# [GOAL]
Write the material out again in full, word for word. Do not include the pictures.

# [INFORMATION SUPPLIED]
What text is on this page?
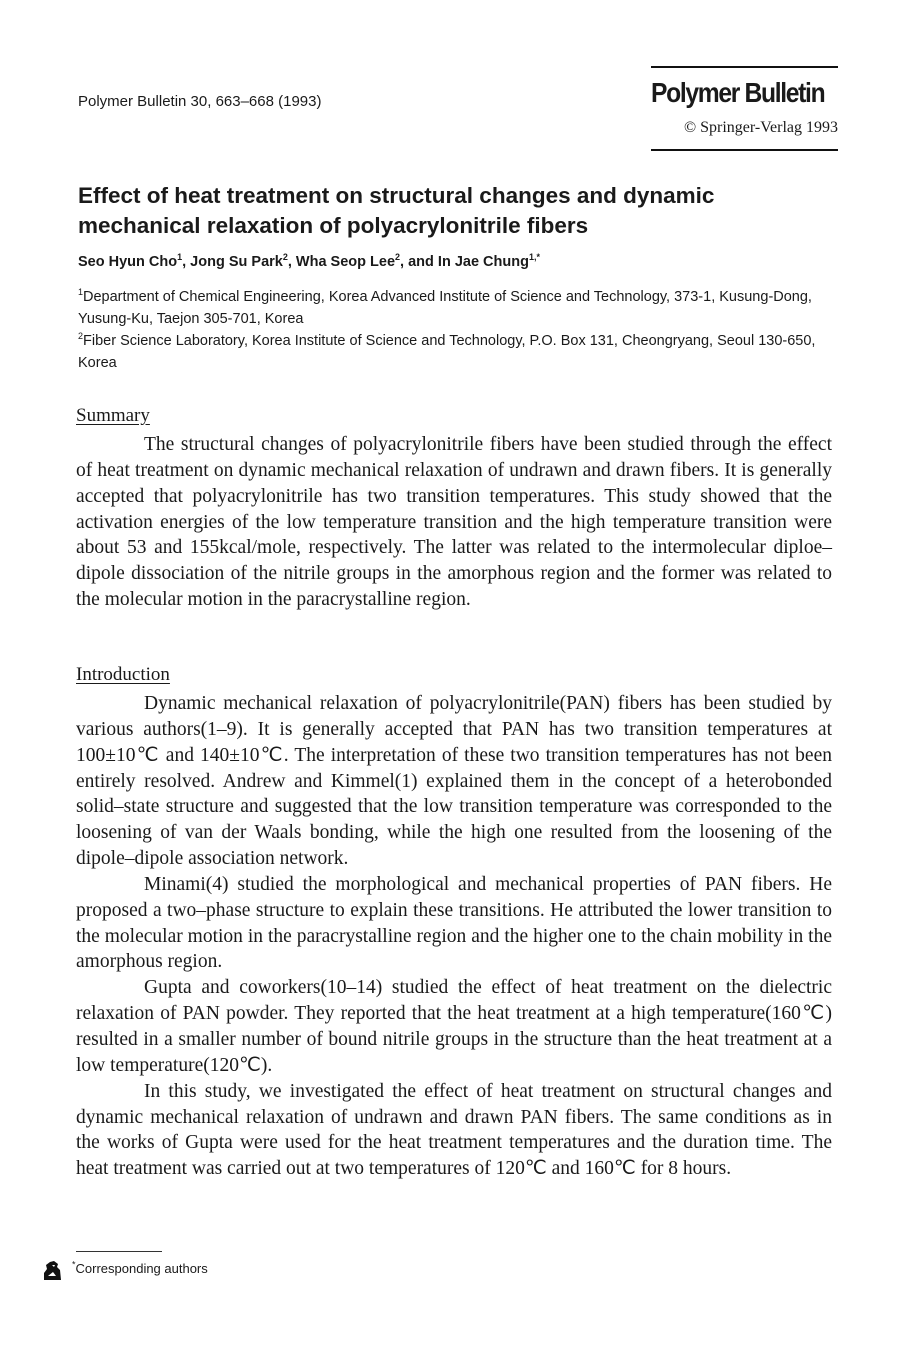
Polymer Bulletin 30, 663–668 (1993)	Polymer Bulletin
© Springer-Verlag 1993
Effect of heat treatment on structural changes and dynamic mechanical relaxation of polyacrylonitrile fibers
Seo Hyun Cho$^1$, Jong Su Park$^2$, Wha Seop Lee$^2$, and In Jae Chung$^{1,*}$

$^1$Department of Chemical Engineering, Korea Advanced Institute of Science and Technology, 373-1, Kusung-Dong, Yusung-Ku, Taejon 305-701, Korea

$^2$Fiber Science Laboratory, Korea Institute of Science and Technology, P.O. Box 131, Cheongryang, Seoul 130-650, Korea

Summary

The structural changes of polyacrylonitrile fibers have been studied through the effect of heat treatment on dynamic mechanical relaxation of undrawn and drawn fibers. It is generally accepted that polyacrylonitrile has two transition temperatures. This study showed that the activation energies of the low temperature transition and the high temperature transition were about 53 and 155kcal/mole, respectively. The latter was related to the intermolecular diploe–dipole dissociation of the nitrile groups in the amorphous region and the former was related to the molecular motion in the paracrystalline region.

Introduction

Dynamic mechanical relaxation of polyacrylonitrile(PAN) fibers has been studied by various authors(1–9). It is generally accepted that PAN has two transition temperatures at 100±10℃ and 140±10℃. The interpretation of these two transition temperatures has not been entirely resolved. Andrew and Kimmel(1) explained them in the concept of a heterobonded solid–state structure and suggested that the low transition temperature was corresponded to the loosening of van der Waals bonding, while the high one resulted from the loosening of the dipole–dipole association network.

Minami(4) studied the morphological and mechanical properties of PAN fibers. He proposed a two–phase structure to explain these transitions. He attributed the lower transition to the molecular motion in the paracrystalline region and the higher one to the chain mobility in the amorphous region.

Gupta and coworkers(10–14) studied the effect of heat treatment on the dielectric relaxation of PAN powder. They reported that the heat treatment at a high temperature(160℃) resulted in a smaller number of bound nitrile groups in the structure than the heat treatment at a low temperature(120℃).

In this study, we investigated the effect of heat treatment on structural changes and dynamic mechanical relaxation of undrawn and drawn PAN fibers. The same conditions as in the works of Gupta were used for the heat treatment temperatures and the duration time. The heat treatment was carried out at two temperatures of 120℃ and 160℃ for 8 hours.

*Corresponding authors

# [RESULT OF THIS EXERCISE]
What text is on this page?
Polymer Bulletin 30, 663–668 (1993)	Polymer Bulletin
© Springer-Verlag 1993
Effect of heat treatment on structural changes and dynamic mechanical relaxation of polyacrylonitrile fibers
Seo Hyun Cho$^1$, Jong Su Park$^2$, Wha Seop Lee$^2$, and In Jae Chung$^{1,*}$

$^1$Department of Chemical Engineering, Korea Advanced Institute of Science and Technology, 373-1, Kusung-Dong, Yusung-Ku, Taejon 305-701, Korea

$^2$Fiber Science Laboratory, Korea Institute of Science and Technology, P.O. Box 131, Cheongryang, Seoul 130-650, Korea

Summary

The structural changes of polyacrylonitrile fibers have been studied through the effect of heat treatment on dynamic mechanical relaxation of undrawn and drawn fibers. It is generally accepted that polyacrylonitrile has two transition temperatures. This study showed that the activation energies of the low temperature transition and the high temperature transition were about 53 and 155kcal/mole, respectively. The latter was related to the intermolecular diploe–dipole dissociation of the nitrile groups in the amorphous region and the former was related to the molecular motion in the paracrystalline region.

Introduction

Dynamic mechanical relaxation of polyacrylonitrile(PAN) fibers has been studied by various authors(1–9). It is generally accepted that PAN has two transition temperatures at 100±10℃ and 140±10℃. The interpretation of these two transition temperatures has not been entirely resolved. Andrew and Kimmel(1) explained them in the concept of a heterobonded solid–state structure and suggested that the low transition temperature was corresponded to the loosening of van der Waals bonding, while the high one resulted from the loosening of the dipole–dipole association network.

Minami(4) studied the morphological and mechanical properties of PAN fibers. He proposed a two–phase structure to explain these transitions. He attributed the lower transition to the molecular motion in the paracrystalline region and the higher one to the chain mobility in the amorphous region.

Gupta and coworkers(10–14) studied the effect of heat treatment on the dielectric relaxation of PAN powder. They reported that the heat treatment at a high temperature(160℃) resulted in a smaller number of bound nitrile groups in the structure than the heat treatment at a low temperature(120℃).

In this study, we investigated the effect of heat treatment on structural changes and dynamic mechanical relaxation of undrawn and drawn PAN fibers. The same conditions as in the works of Gupta were used for the heat treatment temperatures and the duration time. The heat treatment was carried out at two temperatures of 120℃ and 160℃ for 8 hours.

*Corresponding authors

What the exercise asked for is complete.